• _PROBLEM_:
Reproduce the data that follows in its entirety, character for character.

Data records

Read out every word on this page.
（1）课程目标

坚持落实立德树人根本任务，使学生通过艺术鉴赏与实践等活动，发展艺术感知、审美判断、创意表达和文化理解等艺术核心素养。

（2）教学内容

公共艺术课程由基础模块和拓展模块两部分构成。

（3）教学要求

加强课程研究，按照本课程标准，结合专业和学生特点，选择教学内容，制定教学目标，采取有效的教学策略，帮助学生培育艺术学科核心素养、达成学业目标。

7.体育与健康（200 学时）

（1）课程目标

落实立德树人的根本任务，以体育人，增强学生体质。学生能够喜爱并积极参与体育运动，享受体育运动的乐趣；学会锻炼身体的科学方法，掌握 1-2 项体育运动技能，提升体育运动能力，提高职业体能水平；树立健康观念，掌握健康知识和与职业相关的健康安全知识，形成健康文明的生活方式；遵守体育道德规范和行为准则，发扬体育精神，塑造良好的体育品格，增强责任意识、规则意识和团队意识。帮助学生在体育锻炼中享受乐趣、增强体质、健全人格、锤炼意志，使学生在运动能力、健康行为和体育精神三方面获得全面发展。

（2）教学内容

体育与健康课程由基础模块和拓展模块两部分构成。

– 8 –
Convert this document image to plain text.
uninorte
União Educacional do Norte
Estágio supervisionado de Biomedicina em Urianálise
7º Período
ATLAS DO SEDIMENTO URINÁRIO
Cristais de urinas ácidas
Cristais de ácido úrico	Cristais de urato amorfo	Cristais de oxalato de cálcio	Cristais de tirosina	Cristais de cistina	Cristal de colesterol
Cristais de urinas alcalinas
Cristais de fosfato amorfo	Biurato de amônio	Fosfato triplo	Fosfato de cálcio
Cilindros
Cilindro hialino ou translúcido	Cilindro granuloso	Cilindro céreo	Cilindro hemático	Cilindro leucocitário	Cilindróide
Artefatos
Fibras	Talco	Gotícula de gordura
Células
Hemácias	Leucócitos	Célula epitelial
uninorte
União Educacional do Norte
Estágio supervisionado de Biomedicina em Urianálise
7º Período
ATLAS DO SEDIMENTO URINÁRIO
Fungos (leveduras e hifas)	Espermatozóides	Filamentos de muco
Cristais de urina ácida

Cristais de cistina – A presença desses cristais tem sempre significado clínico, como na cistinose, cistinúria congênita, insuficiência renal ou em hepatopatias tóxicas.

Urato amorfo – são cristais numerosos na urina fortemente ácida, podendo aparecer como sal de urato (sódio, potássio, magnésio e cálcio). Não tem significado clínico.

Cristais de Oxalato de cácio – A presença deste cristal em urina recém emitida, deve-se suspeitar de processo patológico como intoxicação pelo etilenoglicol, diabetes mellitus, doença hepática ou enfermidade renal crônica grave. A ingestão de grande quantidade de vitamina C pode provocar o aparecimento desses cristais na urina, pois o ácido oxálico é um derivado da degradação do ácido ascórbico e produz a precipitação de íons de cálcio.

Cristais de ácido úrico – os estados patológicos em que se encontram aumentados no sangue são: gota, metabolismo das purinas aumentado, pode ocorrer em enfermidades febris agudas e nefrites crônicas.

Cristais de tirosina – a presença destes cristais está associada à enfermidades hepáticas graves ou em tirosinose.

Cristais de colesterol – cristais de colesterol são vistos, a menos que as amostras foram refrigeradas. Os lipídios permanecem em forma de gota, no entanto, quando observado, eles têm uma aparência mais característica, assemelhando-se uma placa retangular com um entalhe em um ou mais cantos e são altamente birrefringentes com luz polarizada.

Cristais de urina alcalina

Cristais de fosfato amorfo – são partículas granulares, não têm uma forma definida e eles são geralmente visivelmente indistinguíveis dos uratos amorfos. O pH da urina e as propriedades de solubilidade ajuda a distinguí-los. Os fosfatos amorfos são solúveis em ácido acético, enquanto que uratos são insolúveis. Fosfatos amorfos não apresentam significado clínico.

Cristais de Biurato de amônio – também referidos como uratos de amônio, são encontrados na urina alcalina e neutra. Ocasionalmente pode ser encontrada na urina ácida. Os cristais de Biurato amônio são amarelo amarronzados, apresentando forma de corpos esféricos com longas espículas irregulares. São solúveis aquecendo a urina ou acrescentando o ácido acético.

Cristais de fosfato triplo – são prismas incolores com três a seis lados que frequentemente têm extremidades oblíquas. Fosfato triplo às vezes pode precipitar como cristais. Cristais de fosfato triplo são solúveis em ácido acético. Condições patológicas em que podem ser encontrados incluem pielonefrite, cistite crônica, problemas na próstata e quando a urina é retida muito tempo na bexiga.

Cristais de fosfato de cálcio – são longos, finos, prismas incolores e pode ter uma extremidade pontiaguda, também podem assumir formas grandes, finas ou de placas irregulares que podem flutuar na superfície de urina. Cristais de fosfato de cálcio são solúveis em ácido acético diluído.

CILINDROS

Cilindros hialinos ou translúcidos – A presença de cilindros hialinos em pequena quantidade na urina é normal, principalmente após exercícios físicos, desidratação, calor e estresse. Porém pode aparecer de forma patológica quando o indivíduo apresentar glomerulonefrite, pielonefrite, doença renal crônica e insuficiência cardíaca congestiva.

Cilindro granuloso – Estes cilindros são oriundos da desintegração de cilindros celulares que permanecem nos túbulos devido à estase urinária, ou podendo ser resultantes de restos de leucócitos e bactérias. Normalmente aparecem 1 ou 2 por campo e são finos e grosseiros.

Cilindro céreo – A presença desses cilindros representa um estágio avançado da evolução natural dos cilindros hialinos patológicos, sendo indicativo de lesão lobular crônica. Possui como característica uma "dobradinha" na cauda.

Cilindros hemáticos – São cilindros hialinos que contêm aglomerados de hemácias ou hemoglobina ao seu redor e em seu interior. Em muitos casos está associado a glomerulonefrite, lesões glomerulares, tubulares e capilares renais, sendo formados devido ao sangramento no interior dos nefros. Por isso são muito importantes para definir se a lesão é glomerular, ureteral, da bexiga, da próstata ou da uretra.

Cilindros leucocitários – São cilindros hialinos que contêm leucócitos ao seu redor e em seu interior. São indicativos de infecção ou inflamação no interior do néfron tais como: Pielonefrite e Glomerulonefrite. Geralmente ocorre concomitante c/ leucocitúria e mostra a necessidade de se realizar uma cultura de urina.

• _SOLUTION TO THIS TASK_:
Read out every word on this page.
（1）课程目标

坚持落实立德树人根本任务，使学生通过艺术鉴赏与实践等活动，发展艺术感知、审美判断、创意表达和文化理解等艺术核心素养。

（2）教学内容

公共艺术课程由基础模块和拓展模块两部分构成。

（3）教学要求

加强课程研究，按照本课程标准，结合专业和学生特点，选择教学内容，制定教学目标，采取有效的教学策略，帮助学生培育艺术学科核心素养、达成学业目标。

7.体育与健康（200 学时）

（1）课程目标

落实立德树人的根本任务，以体育人，增强学生体质。学生能够喜爱并积极参与体育运动，享受体育运动的乐趣；学会锻炼身体的科学方法，掌握 1-2 项体育运动技能，提升体育运动能力，提高职业体能水平；树立健康观念，掌握健康知识和与职业相关的健康安全知识，形成健康文明的生活方式；遵守体育道德规范和行为准则，发扬体育精神，塑造良好的体育品格，增强责任意识、规则意识和团队意识。帮助学生在体育锻炼中享受乐趣、增强体质、健全人格、锤炼意志，使学生在运动能力、健康行为和体育精神三方面获得全面发展。

（2）教学内容

体育与健康课程由基础模块和拓展模块两部分构成。

– 8 –
Convert this document image to plain text.
uninorte
União Educacional do Norte
Estágio supervisionado de Biomedicina em Urianálise
7º Período
ATLAS DO SEDIMENTO URINÁRIO
Cristais de urinas ácidas
Cristais de ácido úrico	Cristais de urato amorfo	Cristais de oxalato de cálcio	Cristais de tirosina	Cristais de cistina	Cristal de colesterol
Cristais de urinas alcalinas
Cristais de fosfato amorfo	Biurato de amônio	Fosfato triplo	Fosfato de cálcio
Cilindros
Cilindro hialino ou translúcido	Cilindro granuloso	Cilindro céreo	Cilindro hemático	Cilindro leucocitário	Cilindróide
Artefatos
Fibras	Talco	Gotícula de gordura
Células
Hemácias	Leucócitos	Célula epitelial
uninorte
União Educacional do Norte
Estágio supervisionado de Biomedicina em Urianálise
7º Período
ATLAS DO SEDIMENTO URINÁRIO
Fungos (leveduras e hifas)	Espermatozóides	Filamentos de muco
Cristais de urina ácida

Cristais de cistina – A presença desses cristais tem sempre significado clínico, como na cistinose, cistinúria congênita, insuficiência renal ou em hepatopatias tóxicas.

Urato amorfo – são cristais numerosos na urina fortemente ácida, podendo aparecer como sal de urato (sódio, potássio, magnésio e cálcio). Não tem significado clínico.

Cristais de Oxalato de cácio – A presença deste cristal em urina recém emitida, deve-se suspeitar de processo patológico como intoxicação pelo etilenoglicol, diabetes mellitus, doença hepática ou enfermidade renal crônica grave. A ingestão de grande quantidade de vitamina C pode provocar o aparecimento desses cristais na urina, pois o ácido oxálico é um derivado da degradação do ácido ascórbico e produz a precipitação de íons de cálcio.

Cristais de ácido úrico – os estados patológicos em que se encontram aumentados no sangue são: gota, metabolismo das purinas aumentado, pode ocorrer em enfermidades febris agudas e nefrites crônicas.

Cristais de tirosina – a presença destes cristais está associada à enfermidades hepáticas graves ou em tirosinose.

Cristais de colesterol – cristais de colesterol são vistos, a menos que as amostras foram refrigeradas. Os lipídios permanecem em forma de gota, no entanto, quando observado, eles têm uma aparência mais característica, assemelhando-se uma placa retangular com um entalhe em um ou mais cantos e são altamente birrefringentes com luz polarizada.

Cristais de urina alcalina

Cristais de fosfato amorfo – são partículas granulares, não têm uma forma definida e eles são geralmente visivelmente indistinguíveis dos uratos amorfos. O pH da urina e as propriedades de solubilidade ajuda a distinguí-los. Os fosfatos amorfos são solúveis em ácido acético, enquanto que uratos são insolúveis. Fosfatos amorfos não apresentam significado clínico.

Cristais de Biurato de amônio – também referidos como uratos de amônio, são encontrados na urina alcalina e neutra. Ocasionalmente pode ser encontrada na urina ácida. Os cristais de Biurato amônio são amarelo amarronzados, apresentando forma de corpos esféricos com longas espículas irregulares. São solúveis aquecendo a urina ou acrescentando o ácido acético.

Cristais de fosfato triplo – são prismas incolores com três a seis lados que frequentemente têm extremidades oblíquas. Fosfato triplo às vezes pode precipitar como cristais. Cristais de fosfato triplo são solúveis em ácido acético. Condições patológicas em que podem ser encontrados incluem pielonefrite, cistite crônica, problemas na próstata e quando a urina é retida muito tempo na bexiga.

Cristais de fosfato de cálcio – são longos, finos, prismas incolores e pode ter uma extremidade pontiaguda, também podem assumir formas grandes, finas ou de placas irregulares que podem flutuar na superfície de urina. Cristais de fosfato de cálcio são solúveis em ácido acético diluído.

CILINDROS

Cilindros hialinos ou translúcidos – A presença de cilindros hialinos em pequena quantidade na urina é normal, principalmente após exercícios físicos, desidratação, calor e estresse. Porém pode aparecer de forma patológica quando o indivíduo apresentar glomerulonefrite, pielonefrite, doença renal crônica e insuficiência cardíaca congestiva.

Cilindro granuloso – Estes cilindros são oriundos da desintegração de cilindros celulares que permanecem nos túbulos devido à estase urinária, ou podendo ser resultantes de restos de leucócitos e bactérias. Normalmente aparecem 1 ou 2 por campo e são finos e grosseiros.

Cilindro céreo – A presença desses cilindros representa um estágio avançado da evolução natural dos cilindros hialinos patológicos, sendo indicativo de lesão lobular crônica. Possui como característica uma "dobradinha" na cauda.

Cilindros hemáticos – São cilindros hialinos que contêm aglomerados de hemácias ou hemoglobina ao seu redor e em seu interior. Em muitos casos está associado a glomerulonefrite, lesões glomerulares, tubulares e capilares renais, sendo formados devido ao sangramento no interior dos nefros. Por isso são muito importantes para definir se a lesão é glomerular, ureteral, da bexiga, da próstata ou da uretra.

Cilindros leucocitários – São cilindros hialinos que contêm leucócitos ao seu redor e em seu interior. São indicativos de infecção ou inflamação no interior do néfron tais como: Pielonefrite e Glomerulonefrite. Geralmente ocorre concomitante c/ leucocitúria e mostra a necessidade de se realizar uma cultura de urina.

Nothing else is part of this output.